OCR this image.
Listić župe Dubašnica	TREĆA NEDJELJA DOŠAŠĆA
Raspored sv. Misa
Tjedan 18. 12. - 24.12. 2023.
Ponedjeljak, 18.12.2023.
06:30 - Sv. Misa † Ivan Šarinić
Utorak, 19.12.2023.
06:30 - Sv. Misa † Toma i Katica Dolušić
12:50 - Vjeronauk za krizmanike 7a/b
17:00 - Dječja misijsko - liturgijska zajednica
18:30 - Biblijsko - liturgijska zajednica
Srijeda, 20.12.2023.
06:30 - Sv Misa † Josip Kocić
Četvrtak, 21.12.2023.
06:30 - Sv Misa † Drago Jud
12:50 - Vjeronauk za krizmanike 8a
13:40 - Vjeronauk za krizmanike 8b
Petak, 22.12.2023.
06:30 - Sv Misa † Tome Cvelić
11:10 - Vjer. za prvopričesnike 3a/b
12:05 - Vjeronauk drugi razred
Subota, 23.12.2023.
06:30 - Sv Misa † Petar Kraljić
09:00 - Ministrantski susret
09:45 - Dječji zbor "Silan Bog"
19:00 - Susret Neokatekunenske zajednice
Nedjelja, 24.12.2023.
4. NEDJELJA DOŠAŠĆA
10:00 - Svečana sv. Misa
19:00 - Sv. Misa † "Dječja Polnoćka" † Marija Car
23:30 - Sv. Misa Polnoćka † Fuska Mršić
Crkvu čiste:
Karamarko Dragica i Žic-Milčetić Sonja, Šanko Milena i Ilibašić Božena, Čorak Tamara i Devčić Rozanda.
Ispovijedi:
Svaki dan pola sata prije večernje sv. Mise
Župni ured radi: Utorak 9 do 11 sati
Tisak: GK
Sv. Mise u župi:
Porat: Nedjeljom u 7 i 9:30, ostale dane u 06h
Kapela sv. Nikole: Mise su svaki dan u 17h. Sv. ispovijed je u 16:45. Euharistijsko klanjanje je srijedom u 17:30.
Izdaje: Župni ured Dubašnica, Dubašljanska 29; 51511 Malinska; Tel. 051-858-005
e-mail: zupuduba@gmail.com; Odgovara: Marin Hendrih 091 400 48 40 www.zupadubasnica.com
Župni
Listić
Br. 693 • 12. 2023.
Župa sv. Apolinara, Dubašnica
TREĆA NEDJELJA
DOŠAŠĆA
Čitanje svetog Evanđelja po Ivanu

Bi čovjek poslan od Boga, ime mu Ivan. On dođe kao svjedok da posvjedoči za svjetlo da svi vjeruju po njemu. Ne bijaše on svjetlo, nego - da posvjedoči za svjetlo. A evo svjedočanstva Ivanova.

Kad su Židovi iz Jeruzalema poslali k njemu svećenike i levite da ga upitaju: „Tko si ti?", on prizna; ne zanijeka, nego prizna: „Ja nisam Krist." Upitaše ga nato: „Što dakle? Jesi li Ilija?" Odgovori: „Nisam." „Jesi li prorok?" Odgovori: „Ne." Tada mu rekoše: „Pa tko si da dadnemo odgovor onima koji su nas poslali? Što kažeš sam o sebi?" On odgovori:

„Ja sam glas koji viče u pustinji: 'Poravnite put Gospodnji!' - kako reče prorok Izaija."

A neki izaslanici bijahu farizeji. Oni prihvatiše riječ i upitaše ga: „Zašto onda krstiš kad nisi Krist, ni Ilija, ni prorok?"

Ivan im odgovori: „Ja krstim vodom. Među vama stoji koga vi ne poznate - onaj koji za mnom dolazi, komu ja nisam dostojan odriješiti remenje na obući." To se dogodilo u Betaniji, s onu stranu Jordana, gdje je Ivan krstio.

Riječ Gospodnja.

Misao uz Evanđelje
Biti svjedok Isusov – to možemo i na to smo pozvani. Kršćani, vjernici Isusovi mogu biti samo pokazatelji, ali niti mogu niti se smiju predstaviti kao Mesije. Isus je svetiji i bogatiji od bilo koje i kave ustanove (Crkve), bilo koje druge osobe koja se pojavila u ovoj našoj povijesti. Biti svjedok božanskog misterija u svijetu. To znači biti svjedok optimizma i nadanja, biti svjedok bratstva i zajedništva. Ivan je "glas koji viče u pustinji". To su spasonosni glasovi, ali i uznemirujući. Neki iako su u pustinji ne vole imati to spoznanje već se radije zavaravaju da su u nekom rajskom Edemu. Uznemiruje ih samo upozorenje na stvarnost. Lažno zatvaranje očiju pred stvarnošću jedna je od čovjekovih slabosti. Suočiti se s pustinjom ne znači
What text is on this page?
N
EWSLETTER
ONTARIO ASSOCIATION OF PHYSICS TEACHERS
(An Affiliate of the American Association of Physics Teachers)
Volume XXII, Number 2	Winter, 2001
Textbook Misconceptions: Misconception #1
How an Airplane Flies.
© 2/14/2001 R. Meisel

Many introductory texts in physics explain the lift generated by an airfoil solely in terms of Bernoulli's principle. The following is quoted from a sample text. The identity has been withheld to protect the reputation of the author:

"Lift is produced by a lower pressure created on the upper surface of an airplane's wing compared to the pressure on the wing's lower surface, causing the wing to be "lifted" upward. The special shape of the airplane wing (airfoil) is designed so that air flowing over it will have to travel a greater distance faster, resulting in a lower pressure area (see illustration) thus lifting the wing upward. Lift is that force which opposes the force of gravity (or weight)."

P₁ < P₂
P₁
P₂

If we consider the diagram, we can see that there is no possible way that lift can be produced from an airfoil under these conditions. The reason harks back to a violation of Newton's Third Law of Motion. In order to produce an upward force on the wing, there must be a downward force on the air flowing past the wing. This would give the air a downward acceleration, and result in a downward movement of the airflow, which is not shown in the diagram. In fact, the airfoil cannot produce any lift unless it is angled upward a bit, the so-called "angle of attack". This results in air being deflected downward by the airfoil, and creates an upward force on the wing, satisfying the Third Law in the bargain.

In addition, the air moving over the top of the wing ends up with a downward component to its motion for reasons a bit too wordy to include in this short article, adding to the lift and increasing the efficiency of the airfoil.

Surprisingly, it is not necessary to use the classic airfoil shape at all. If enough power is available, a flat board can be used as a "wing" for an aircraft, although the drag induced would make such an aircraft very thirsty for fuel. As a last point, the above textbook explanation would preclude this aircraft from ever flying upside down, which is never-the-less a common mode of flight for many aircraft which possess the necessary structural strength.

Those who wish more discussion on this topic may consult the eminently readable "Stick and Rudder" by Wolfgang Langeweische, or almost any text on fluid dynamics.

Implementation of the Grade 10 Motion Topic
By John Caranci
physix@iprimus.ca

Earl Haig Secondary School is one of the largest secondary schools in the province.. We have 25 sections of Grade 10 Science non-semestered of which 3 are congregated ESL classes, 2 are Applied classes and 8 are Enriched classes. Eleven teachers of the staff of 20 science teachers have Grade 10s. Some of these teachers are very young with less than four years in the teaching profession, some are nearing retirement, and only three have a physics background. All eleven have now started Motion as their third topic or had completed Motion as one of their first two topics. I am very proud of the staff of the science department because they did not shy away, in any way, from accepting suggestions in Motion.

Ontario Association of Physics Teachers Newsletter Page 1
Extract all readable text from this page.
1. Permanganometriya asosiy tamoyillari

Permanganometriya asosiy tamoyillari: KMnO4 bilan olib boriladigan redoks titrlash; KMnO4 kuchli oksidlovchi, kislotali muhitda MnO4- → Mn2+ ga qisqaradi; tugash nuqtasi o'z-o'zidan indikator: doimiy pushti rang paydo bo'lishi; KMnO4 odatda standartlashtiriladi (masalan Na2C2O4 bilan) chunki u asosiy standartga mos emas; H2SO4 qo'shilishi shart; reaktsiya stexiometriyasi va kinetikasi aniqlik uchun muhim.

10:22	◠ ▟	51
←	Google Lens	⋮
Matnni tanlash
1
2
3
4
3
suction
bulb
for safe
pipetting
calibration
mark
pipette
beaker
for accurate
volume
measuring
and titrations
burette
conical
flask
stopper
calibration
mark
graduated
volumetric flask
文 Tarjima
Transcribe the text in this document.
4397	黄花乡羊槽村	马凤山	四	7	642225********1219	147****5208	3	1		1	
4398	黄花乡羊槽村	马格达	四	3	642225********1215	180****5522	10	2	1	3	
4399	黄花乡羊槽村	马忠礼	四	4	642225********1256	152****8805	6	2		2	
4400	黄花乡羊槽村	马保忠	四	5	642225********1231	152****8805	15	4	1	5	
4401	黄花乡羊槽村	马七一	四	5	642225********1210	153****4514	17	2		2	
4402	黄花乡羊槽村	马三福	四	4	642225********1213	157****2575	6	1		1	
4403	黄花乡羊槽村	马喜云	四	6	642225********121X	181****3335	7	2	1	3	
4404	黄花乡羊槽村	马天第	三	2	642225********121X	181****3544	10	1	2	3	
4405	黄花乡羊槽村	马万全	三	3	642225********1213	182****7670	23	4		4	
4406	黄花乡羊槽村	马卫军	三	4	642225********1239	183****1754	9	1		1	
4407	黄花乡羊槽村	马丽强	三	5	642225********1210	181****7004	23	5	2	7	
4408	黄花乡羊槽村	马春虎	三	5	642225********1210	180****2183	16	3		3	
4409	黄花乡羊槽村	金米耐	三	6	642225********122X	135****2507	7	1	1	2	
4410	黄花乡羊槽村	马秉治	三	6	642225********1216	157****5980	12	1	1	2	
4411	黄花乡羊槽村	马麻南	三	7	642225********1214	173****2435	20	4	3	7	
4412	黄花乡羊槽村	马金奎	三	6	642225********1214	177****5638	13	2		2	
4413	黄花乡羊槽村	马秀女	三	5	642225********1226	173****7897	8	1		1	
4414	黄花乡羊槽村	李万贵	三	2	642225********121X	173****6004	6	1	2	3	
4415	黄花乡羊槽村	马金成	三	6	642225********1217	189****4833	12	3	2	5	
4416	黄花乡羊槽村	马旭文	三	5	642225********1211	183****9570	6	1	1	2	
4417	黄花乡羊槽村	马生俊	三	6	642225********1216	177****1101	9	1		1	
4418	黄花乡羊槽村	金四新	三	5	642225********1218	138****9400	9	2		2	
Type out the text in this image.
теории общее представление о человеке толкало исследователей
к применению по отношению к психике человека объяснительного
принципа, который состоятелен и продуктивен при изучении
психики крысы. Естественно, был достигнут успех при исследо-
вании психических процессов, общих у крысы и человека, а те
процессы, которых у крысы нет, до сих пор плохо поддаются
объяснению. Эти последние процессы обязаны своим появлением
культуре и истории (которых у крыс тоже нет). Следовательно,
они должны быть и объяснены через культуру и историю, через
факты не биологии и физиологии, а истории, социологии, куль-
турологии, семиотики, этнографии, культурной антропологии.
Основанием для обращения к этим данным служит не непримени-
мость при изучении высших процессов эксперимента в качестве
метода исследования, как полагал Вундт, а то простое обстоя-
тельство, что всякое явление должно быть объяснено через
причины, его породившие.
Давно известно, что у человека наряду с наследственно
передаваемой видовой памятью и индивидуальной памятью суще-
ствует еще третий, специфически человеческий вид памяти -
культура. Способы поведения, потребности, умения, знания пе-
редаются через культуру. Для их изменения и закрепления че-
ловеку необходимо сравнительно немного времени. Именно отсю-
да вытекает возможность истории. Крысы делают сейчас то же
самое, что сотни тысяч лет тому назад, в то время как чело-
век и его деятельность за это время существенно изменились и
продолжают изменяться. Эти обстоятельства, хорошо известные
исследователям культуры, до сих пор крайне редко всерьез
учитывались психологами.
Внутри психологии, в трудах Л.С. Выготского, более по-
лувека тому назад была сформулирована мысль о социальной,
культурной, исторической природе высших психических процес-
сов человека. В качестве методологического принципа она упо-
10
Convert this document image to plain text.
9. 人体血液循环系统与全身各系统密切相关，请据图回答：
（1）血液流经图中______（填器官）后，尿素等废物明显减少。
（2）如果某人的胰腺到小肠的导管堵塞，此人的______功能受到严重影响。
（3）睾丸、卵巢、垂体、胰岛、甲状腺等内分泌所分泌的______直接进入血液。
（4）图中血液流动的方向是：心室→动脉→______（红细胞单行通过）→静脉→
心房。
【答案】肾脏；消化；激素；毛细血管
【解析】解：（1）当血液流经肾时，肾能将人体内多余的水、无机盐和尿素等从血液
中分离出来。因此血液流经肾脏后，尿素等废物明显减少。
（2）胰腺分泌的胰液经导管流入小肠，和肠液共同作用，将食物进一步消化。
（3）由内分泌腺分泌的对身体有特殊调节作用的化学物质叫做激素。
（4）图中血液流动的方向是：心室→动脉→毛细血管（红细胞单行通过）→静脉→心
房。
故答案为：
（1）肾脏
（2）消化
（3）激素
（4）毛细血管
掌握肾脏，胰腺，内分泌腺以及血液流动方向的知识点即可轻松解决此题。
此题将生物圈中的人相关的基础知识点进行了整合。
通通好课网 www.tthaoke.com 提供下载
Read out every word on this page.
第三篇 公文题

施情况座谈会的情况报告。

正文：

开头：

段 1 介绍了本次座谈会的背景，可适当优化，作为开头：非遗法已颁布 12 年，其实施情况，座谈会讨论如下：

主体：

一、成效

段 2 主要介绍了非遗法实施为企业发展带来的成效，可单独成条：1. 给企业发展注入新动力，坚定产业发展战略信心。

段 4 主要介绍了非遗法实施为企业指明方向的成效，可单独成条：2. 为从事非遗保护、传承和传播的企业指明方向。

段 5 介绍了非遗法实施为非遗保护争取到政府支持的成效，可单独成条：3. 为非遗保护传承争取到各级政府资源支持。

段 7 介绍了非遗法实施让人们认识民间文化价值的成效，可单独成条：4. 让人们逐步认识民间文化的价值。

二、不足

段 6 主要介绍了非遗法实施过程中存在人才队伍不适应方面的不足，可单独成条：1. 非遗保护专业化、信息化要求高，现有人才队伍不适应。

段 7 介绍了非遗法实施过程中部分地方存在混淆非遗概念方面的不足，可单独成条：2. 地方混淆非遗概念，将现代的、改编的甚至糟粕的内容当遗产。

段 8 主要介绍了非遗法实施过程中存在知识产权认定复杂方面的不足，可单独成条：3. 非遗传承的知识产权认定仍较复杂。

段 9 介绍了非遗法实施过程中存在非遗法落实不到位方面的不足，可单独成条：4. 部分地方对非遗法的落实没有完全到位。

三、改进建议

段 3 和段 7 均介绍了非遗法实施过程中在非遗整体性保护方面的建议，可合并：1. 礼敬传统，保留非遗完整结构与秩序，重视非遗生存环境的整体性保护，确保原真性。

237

*Work to complete*: Pick out the lines containing the string "человека".

*Output*:
к применению по отношению к психике человека объяснительного
вании психических процессов, общих у крысы и человека, а те
Давно известно, что у человека наряду с наследственно
сов человека. В качестве методологического принципа она упо-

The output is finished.